Collection entries:
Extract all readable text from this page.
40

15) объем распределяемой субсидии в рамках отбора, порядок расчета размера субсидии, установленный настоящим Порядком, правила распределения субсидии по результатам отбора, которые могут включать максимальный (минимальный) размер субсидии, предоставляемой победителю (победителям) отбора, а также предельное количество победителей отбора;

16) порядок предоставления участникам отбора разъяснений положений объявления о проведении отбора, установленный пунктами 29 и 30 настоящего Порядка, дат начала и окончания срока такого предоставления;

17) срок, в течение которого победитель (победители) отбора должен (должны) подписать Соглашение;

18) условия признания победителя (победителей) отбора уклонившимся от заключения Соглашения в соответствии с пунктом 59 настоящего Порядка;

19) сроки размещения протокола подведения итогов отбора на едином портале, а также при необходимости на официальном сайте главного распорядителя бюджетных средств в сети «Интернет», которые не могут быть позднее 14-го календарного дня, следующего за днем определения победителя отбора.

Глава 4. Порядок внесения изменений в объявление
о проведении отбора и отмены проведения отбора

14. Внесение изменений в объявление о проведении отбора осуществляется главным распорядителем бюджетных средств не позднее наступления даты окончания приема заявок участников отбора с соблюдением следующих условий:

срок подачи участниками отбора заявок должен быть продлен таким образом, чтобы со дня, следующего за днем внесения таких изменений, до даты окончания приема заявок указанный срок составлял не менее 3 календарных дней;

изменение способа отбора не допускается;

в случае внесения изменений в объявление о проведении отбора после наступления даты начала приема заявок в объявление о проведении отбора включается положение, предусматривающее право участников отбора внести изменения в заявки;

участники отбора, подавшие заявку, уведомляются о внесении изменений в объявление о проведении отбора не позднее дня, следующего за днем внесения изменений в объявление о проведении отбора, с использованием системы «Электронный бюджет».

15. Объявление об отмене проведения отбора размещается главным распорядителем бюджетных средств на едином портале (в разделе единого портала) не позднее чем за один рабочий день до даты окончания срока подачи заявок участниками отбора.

* TASK INSTRUCTIONS *
Of the lines in the entries above, how many include "проведения"? Only the number should be given.

* REPLY TO THE TASK *
2